↓

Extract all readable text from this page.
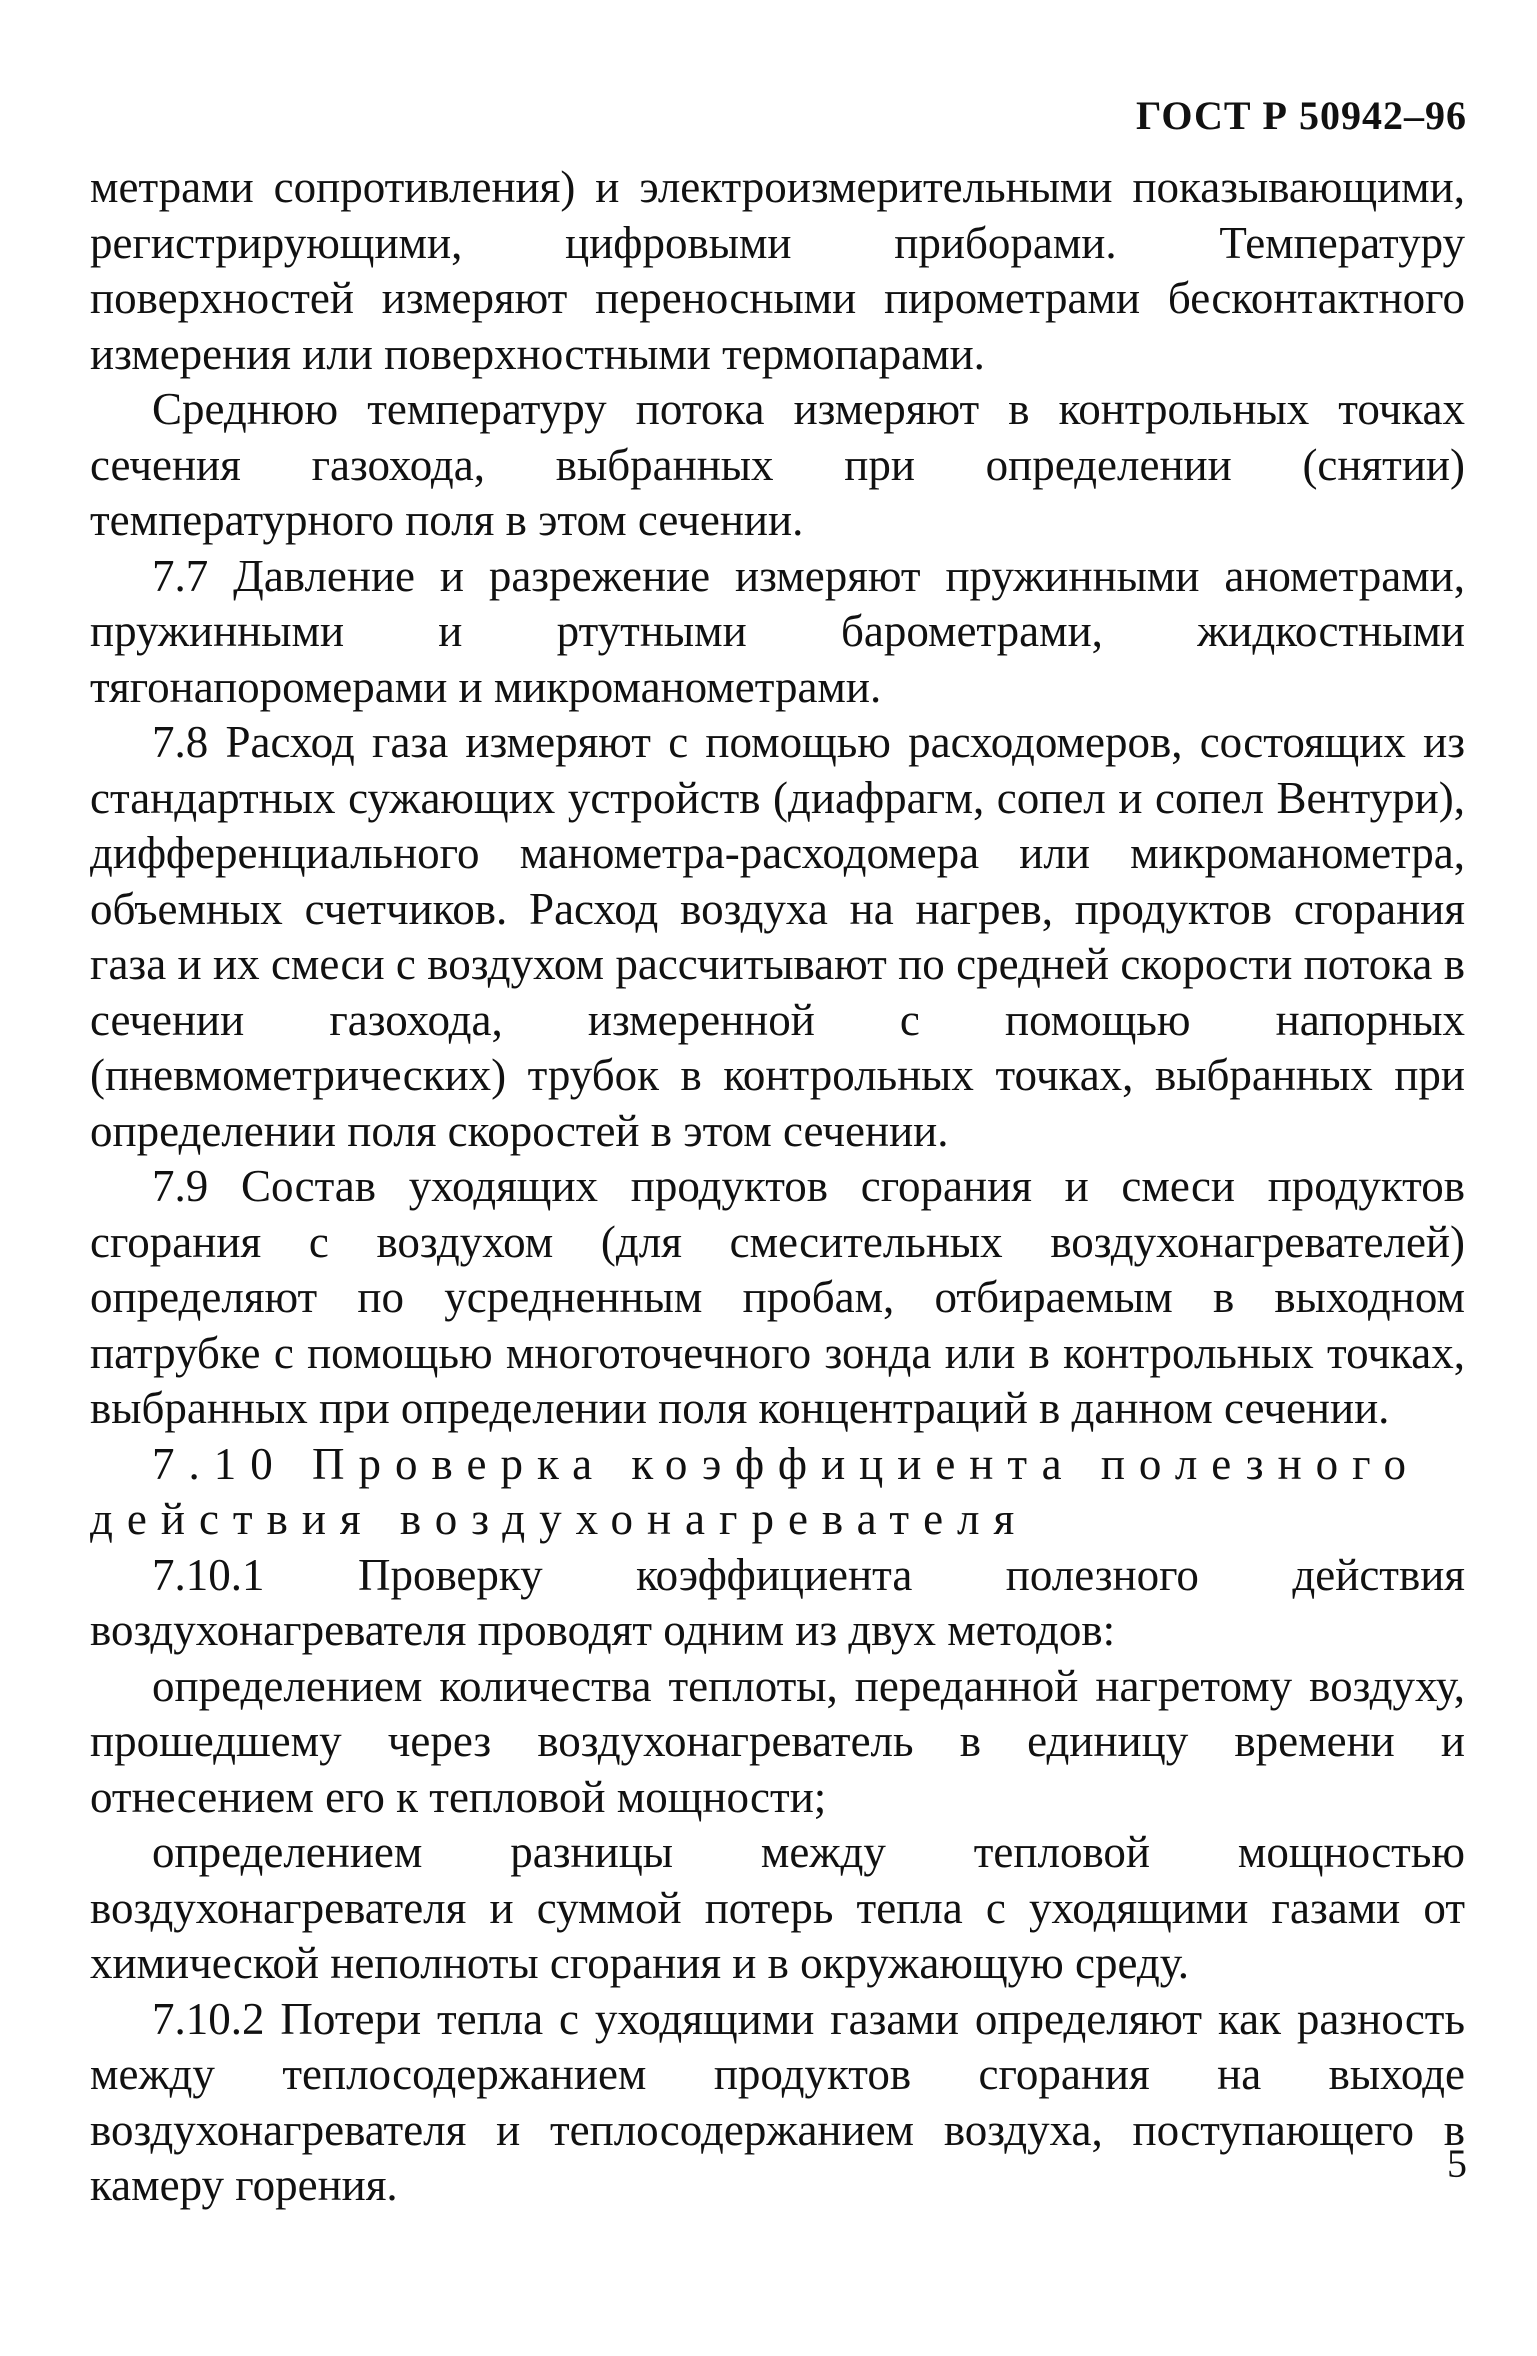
ГОСТ Р 50942–96

метрами сопротивления) и электроизмерительными показывающими, регистрирующими, цифровыми приборами. Температуру поверхностей измеряют переносными пирометрами бесконтактного измерения или поверхностными термопарами.

Среднюю температуру потока измеряют в контрольных точках сечения газохода, выбранных при определении (снятии) температурного поля в этом сечении.

7.7 Давление и разрежение измеряют пружинными анометрами, пружинными и ртутными барометрами, жидкостными тягонапоромерами и микроманометрами.

7.8 Расход газа измеряют с помощью расходомеров, состоящих из стандартных сужающих устройств (диафрагм, сопел и сопел Вентури), дифференциального манометра-расходомера или микроманометра, объемных счетчиков. Расход воздуха на нагрев, продуктов сгорания газа и их смеси с воздухом рассчитывают по средней скорости потока в сечении газохода, измеренной с помощью напорных (пневмометрических) трубок в контрольных точках, выбранных при определении поля скоростей в этом сечении.

7.9 Состав уходящих продуктов сгорания и смеси продуктов сгорания с воздухом (для смесительных воздухонагревателей) определяют по усредненным пробам, отбираемым в выходном патрубке с помощью многоточечного зонда или в контрольных точках, выбранных при определении поля концентраций в данном сечении.

7.10 Проверка коэффициента полезного действия воздухонагревателя

7.10.1 Проверку коэффициента полезного действия воздухонагревателя проводят одним из двух методов:

определением количества теплоты, переданной нагретому воздуху, прошедшему через воздухонагреватель в единицу времени и отнесением его к тепловой мощности;

определением разницы между тепловой мощностью воздухонагревателя и суммой потерь тепла с уходящими газами от химической неполноты сгорания и в окружающую среду.

7.10.2 Потери тепла с уходящими газами определяют как разность между теплосодержанием продуктов сгорания на выходе воздухонагревателя и теплосодержанием воздуха, поступающего в камеру горения.	5
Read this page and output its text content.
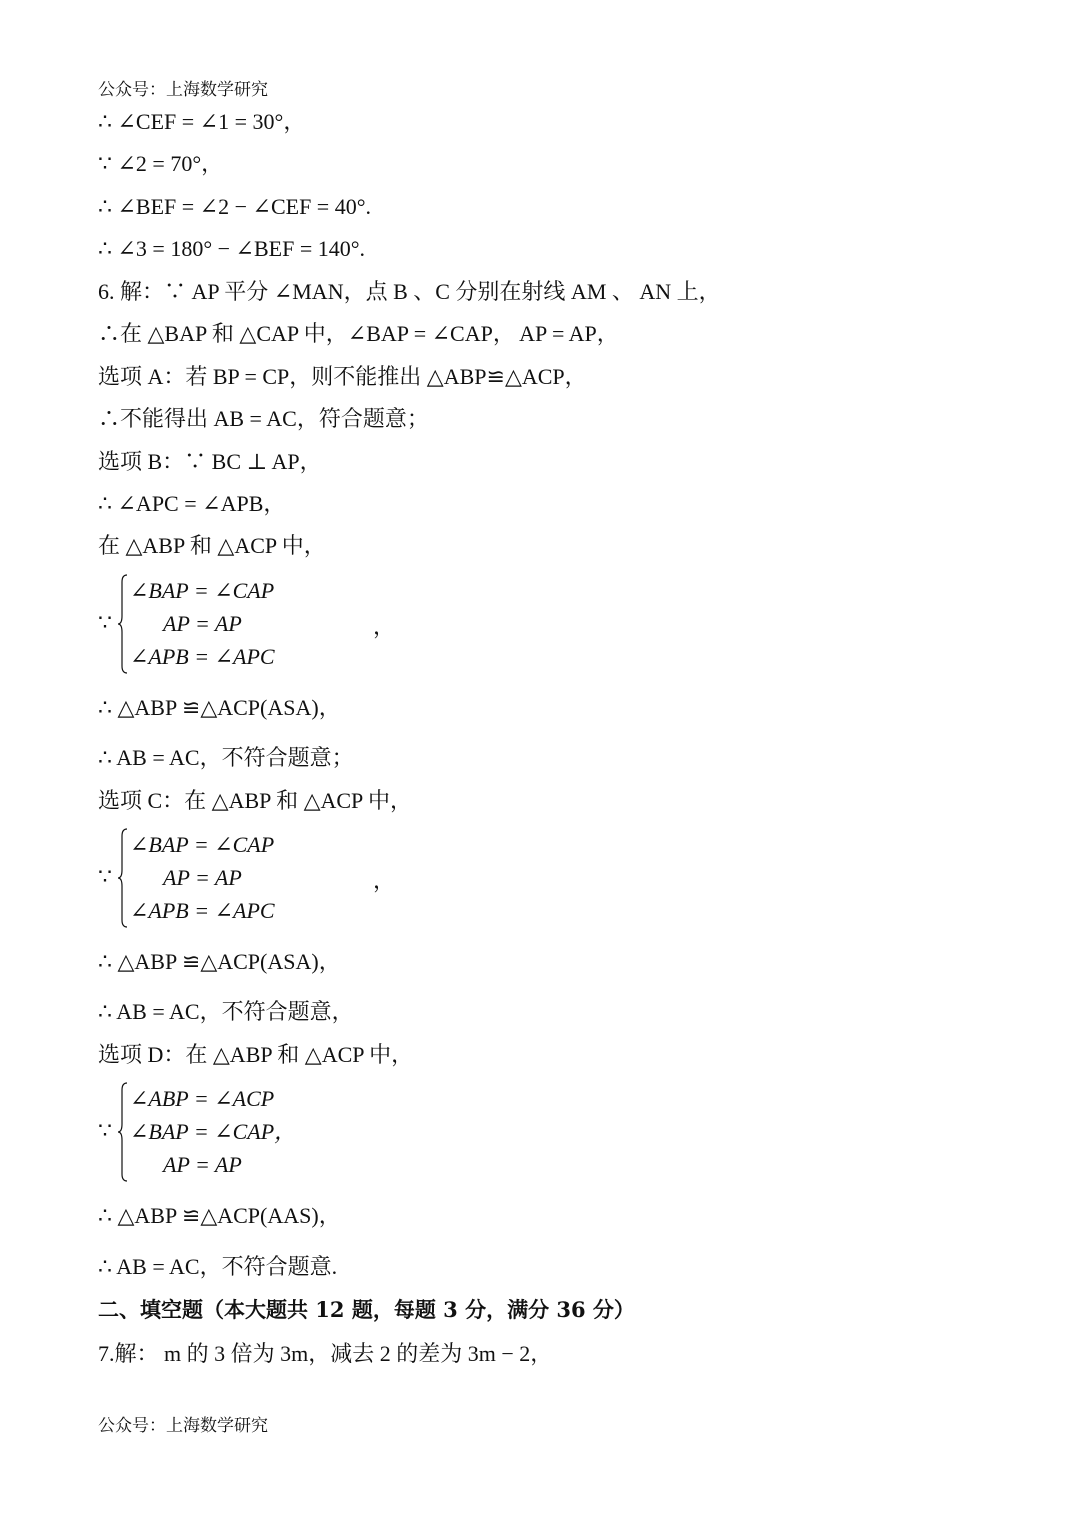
公众号：上海数学研究
∴ ∠CEF = ∠1 = 30°，
∵ ∠2 = 70°，
∴ ∠BEF = ∠2 − ∠CEF = 40°.
∴ ∠3 = 180° − ∠BEF = 140°.
6. 解：∵ AP 平分 ∠MAN，点 B 、C 分别在射线 AM 、 AN 上，
∴在 △BAP 和 △CAP 中，∠BAP = ∠CAP， AP = AP，
选项 A：若 BP = CP，则不能推出 △ABP≌△ACP，
∴不能得出 AB = AC，符合题意；
选项 B：∵ BC ⊥ AP，
∴ ∠APC = ∠APB，
在 △ABP 和 △ACP 中，
∵
∠BAP = ∠CAP
AP = AP
∠APB = ∠APC
，
∴ △ABP ≌△ACP(ASA)，
∴ AB = AC，不符合题意；
选项 C：在 △ABP 和 △ACP 中，
∵
∠BAP = ∠CAP
AP = AP
∠APB = ∠APC
，
∴ △ABP ≌△ACP(ASA)，
∴ AB = AC，不符合题意，
选项 D：在 △ABP 和 △ACP 中，
∵
∠ABP = ∠ACP
∠BAP = ∠CAP，
AP = AP
∴ △ABP ≌△ACP(AAS)，
∴ AB = AC，不符合题意.
二、填空题（本大题共 12 题，每题 3 分，满分 36 分）
7.解： m 的 3 倍为 3m，减去 2 的差为 3m − 2，
公众号：上海数学研究
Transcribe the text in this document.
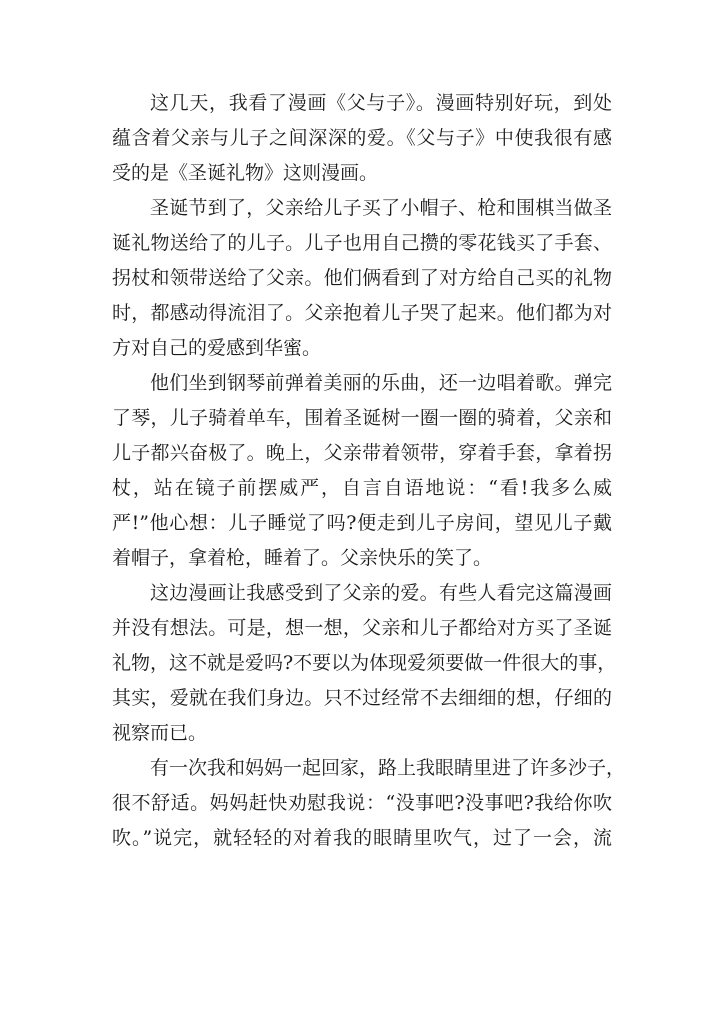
这几天，我看了漫画《父与子》。漫画特别好玩，到处
蕴含着父亲与儿子之间深深的爱。《父与子》中使我很有感
受的是《圣诞礼物》这则漫画。

圣诞节到了，父亲给儿子买了小帽子、枪和围棋当做圣
诞礼物送给了的儿子。儿子也用自己攒的零花钱买了手套、
拐杖和领带送给了父亲。他们俩看到了对方给自己买的礼物
时，都感动得流泪了。父亲抱着儿子哭了起来。他们都为对
方对自己的爱感到华蜜。

他们坐到钢琴前弹着美丽的乐曲，还一边唱着歌。弹完
了琴，儿子骑着单车，围着圣诞树一圈一圈的骑着，父亲和
儿子都兴奋极了。晚上，父亲带着领带，穿着手套，拿着拐
杖，站在镜子前摆威严，自言自语地说：“看!我多么威
严!”他心想：儿子睡觉了吗?便走到儿子房间，望见儿子戴
着帽子，拿着枪，睡着了。父亲快乐的笑了。

这边漫画让我感受到了父亲的爱。有些人看完这篇漫画
并没有想法。可是，想一想，父亲和儿子都给对方买了圣诞
礼物，这不就是爱吗?不要以为体现爱须要做一件很大的事，
其实，爱就在我们身边。只不过经常不去细细的想，仔细的
视察而已。

有一次我和妈妈一起回家，路上我眼睛里进了许多沙子，
很不舒适。妈妈赶快劝慰我说：“没事吧?没事吧?我给你吹
吹。”说完，就轻轻的对着我的眼睛里吹气，过了一会，流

↑

Leave out the pictures and give the listing above again exactly.

THE COMPLETED TASK:
Extract all readable text from this page.
ГОСТ Р 50942–96

метрами сопротивления) и электроизмерительными показывающими, регистрирующими, цифровыми приборами. Температуру поверхностей измеряют переносными пирометрами бесконтактного измерения или поверхностными термопарами.

Среднюю температуру потока измеряют в контрольных точках сечения газохода, выбранных при определении (снятии) температурного поля в этом сечении.

7.7 Давление и разрежение измеряют пружинными анометрами, пружинными и ртутными барометрами, жидкостными тягонапоромерами и микроманометрами.

7.8 Расход газа измеряют с помощью расходомеров, состоящих из стандартных сужающих устройств (диафрагм, сопел и сопел Вентури), дифференциального манометра-расходомера или микроманометра, объемных счетчиков. Расход воздуха на нагрев, продуктов сгорания газа и их смеси с воздухом рассчитывают по средней скорости потока в сечении газохода, измеренной с помощью напорных (пневмометрических) трубок в контрольных точках, выбранных при определении поля скоростей в этом сечении.

7.9 Состав уходящих продуктов сгорания и смеси продуктов сгорания с воздухом (для смесительных воздухонагревателей) определяют по усредненным пробам, отбираемым в выходном патрубке с помощью многоточечного зонда или в контрольных точках, выбранных при определении поля концентраций в данном сечении.

7.10 Проверка коэффициента полезного действия воздухонагревателя

7.10.1 Проверку коэффициента полезного действия воздухонагревателя проводят одним из двух методов:

определением количества теплоты, переданной нагретому воздуху, прошедшему через воздухонагреватель в единицу времени и отнесением его к тепловой мощности;

определением разницы между тепловой мощностью воздухонагревателя и суммой потерь тепла с уходящими газами от химической неполноты сгорания и в окружающую среду.

7.10.2 Потери тепла с уходящими газами определяют как разность между теплосодержанием продуктов сгорания на выходе воздухонагревателя и теплосодержанием воздуха, поступающего в камеру горения.	5
Read this page and output its text content.
公众号：上海数学研究
∴ ∠CEF = ∠1 = 30°，
∵ ∠2 = 70°，
∴ ∠BEF = ∠2 − ∠CEF = 40°.
∴ ∠3 = 180° − ∠BEF = 140°.
6. 解：∵ AP 平分 ∠MAN，点 B 、C 分别在射线 AM 、 AN 上，
∴在 △BAP 和 △CAP 中，∠BAP = ∠CAP， AP = AP，
选项 A：若 BP = CP，则不能推出 △ABP≌△ACP，
∴不能得出 AB = AC，符合题意；
选项 B：∵ BC ⊥ AP，
∴ ∠APC = ∠APB，
在 △ABP 和 △ACP 中，
∵
∠BAP = ∠CAP
AP = AP
∠APB = ∠APC
，
∴ △ABP ≌△ACP(ASA)，
∴ AB = AC，不符合题意；
选项 C：在 △ABP 和 △ACP 中，
∵
∠BAP = ∠CAP
AP = AP
∠APB = ∠APC
，
∴ △ABP ≌△ACP(ASA)，
∴ AB = AC，不符合题意，
选项 D：在 △ABP 和 △ACP 中，
∵
∠ABP = ∠ACP
∠BAP = ∠CAP，
AP = AP
∴ △ABP ≌△ACP(AAS)，
∴ AB = AC，不符合题意.
二、填空题（本大题共 12 题，每题 3 分，满分 36 分）
7.解： m 的 3 倍为 3m，减去 2 的差为 3m − 2，
公众号：上海数学研究
Transcribe the text in this document.
这几天，我看了漫画《父与子》。漫画特别好玩，到处
蕴含着父亲与儿子之间深深的爱。《父与子》中使我很有感
受的是《圣诞礼物》这则漫画。

圣诞节到了，父亲给儿子买了小帽子、枪和围棋当做圣
诞礼物送给了的儿子。儿子也用自己攒的零花钱买了手套、
拐杖和领带送给了父亲。他们俩看到了对方给自己买的礼物
时，都感动得流泪了。父亲抱着儿子哭了起来。他们都为对
方对自己的爱感到华蜜。

他们坐到钢琴前弹着美丽的乐曲，还一边唱着歌。弹完
了琴，儿子骑着单车，围着圣诞树一圈一圈的骑着，父亲和
儿子都兴奋极了。晚上，父亲带着领带，穿着手套，拿着拐
杖，站在镜子前摆威严，自言自语地说：“看!我多么威
严!”他心想：儿子睡觉了吗?便走到儿子房间，望见儿子戴
着帽子，拿着枪，睡着了。父亲快乐的笑了。

这边漫画让我感受到了父亲的爱。有些人看完这篇漫画
并没有想法。可是，想一想，父亲和儿子都给对方买了圣诞
礼物，这不就是爱吗?不要以为体现爱须要做一件很大的事，
其实，爱就在我们身边。只不过经常不去细细的想，仔细的
视察而已。

有一次我和妈妈一起回家，路上我眼睛里进了许多沙子，
很不舒适。妈妈赶快劝慰我说：“没事吧?没事吧?我给你吹
吹。”说完，就轻轻的对着我的眼睛里吹气，过了一会，流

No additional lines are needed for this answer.